- Given instruction -
Find the lines containing "JSON" and say how many there are, with no other words.

- Data supplied -
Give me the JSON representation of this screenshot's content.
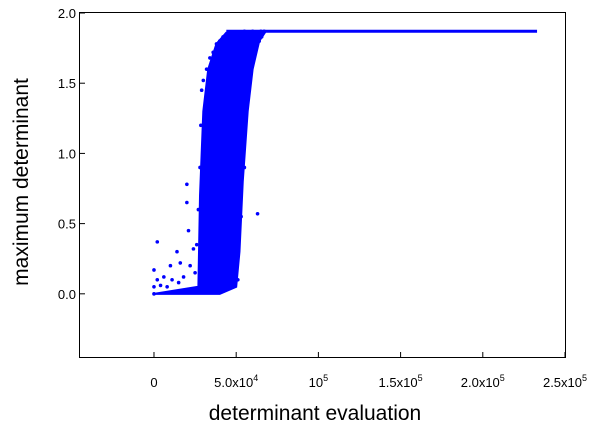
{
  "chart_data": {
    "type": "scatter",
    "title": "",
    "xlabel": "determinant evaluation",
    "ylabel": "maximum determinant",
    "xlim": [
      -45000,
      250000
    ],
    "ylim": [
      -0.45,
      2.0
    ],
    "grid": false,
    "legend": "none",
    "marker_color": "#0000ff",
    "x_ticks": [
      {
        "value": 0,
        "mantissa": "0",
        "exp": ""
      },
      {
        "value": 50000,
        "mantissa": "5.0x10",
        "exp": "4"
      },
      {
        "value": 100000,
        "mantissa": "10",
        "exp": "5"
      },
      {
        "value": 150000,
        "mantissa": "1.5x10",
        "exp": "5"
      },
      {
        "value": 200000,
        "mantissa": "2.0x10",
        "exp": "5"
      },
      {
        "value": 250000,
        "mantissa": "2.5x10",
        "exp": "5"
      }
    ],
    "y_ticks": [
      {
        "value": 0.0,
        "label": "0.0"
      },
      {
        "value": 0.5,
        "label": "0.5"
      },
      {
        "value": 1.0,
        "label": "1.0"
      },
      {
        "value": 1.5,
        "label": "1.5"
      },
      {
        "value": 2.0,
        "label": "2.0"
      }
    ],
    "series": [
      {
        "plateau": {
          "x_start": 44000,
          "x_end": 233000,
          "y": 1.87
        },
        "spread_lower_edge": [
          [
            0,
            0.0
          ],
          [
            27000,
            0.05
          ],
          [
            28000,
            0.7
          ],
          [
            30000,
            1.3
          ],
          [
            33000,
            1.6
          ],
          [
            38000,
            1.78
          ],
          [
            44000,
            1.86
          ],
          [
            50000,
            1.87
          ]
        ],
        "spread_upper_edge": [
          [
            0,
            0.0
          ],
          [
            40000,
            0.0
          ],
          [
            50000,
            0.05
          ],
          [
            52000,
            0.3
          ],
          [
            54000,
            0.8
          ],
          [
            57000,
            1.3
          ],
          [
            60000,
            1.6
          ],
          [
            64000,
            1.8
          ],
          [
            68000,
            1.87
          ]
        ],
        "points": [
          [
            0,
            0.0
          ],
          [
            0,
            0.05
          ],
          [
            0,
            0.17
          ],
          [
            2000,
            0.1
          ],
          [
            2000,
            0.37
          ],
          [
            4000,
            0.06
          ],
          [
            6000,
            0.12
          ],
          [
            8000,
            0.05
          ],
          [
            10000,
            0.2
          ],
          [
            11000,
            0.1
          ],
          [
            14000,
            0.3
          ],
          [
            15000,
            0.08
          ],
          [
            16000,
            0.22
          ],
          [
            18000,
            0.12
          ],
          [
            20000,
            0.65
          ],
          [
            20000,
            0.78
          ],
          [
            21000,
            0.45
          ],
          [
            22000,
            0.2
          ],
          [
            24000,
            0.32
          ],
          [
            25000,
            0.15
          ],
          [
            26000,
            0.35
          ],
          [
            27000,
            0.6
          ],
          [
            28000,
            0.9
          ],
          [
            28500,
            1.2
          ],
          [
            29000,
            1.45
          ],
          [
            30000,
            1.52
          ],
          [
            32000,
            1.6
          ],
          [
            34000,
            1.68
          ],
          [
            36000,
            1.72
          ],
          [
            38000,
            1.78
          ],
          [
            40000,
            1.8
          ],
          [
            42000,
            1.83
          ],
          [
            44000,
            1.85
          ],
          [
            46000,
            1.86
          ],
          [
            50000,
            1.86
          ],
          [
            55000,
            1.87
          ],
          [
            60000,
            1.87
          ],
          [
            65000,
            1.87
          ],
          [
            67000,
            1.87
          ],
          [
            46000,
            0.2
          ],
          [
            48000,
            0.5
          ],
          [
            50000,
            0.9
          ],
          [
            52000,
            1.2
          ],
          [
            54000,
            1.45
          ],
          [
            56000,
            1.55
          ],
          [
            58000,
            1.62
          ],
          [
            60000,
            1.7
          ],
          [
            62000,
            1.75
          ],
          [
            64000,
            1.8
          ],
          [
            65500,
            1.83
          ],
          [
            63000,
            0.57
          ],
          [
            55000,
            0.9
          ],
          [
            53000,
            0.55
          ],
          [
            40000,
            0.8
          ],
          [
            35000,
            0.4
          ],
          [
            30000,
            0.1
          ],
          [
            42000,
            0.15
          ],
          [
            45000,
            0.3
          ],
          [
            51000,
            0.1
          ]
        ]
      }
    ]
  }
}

--

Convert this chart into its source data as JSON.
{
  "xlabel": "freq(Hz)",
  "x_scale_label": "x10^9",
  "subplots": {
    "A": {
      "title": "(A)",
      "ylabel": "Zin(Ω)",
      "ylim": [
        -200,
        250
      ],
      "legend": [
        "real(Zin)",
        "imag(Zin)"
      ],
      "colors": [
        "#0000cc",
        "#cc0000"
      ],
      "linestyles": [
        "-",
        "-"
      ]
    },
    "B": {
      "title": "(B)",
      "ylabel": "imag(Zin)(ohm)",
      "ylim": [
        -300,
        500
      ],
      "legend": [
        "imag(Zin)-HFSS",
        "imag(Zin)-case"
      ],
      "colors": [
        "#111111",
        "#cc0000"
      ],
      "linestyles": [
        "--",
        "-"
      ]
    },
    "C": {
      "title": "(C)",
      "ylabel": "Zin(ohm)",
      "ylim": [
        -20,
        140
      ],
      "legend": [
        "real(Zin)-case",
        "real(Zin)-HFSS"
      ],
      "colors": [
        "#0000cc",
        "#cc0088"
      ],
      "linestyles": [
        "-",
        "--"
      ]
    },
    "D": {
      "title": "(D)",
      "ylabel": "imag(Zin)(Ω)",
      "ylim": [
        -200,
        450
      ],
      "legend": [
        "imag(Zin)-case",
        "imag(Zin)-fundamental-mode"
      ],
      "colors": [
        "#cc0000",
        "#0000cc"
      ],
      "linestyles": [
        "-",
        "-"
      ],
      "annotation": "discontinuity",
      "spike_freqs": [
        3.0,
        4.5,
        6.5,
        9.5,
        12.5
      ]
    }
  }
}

---

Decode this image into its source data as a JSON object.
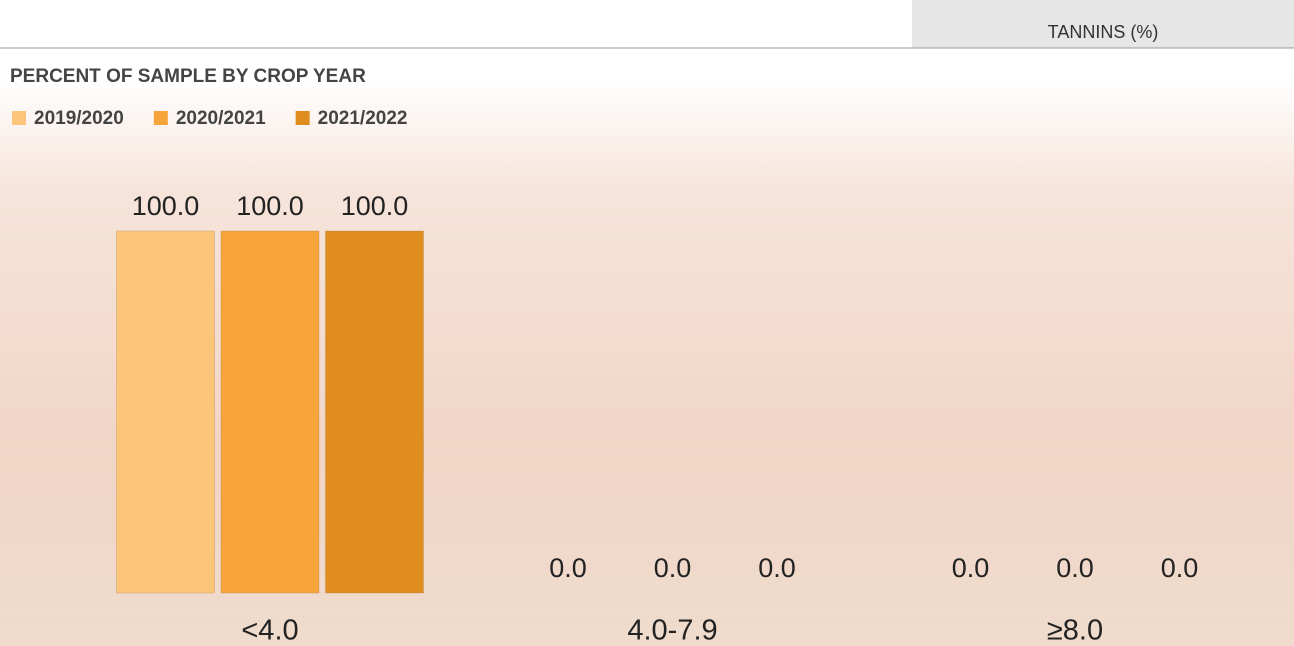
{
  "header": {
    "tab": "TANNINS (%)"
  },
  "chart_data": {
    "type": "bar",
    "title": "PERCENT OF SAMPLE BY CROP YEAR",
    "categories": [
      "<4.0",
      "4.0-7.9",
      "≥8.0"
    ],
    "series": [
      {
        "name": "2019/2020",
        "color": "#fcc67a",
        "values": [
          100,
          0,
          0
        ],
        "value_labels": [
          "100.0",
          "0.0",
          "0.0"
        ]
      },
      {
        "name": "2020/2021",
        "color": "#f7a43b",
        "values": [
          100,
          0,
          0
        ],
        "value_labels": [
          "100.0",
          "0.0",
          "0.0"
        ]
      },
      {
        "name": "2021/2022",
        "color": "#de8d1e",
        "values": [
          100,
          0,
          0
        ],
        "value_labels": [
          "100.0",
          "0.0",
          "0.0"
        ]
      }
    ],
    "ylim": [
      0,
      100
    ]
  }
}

- Task response -
3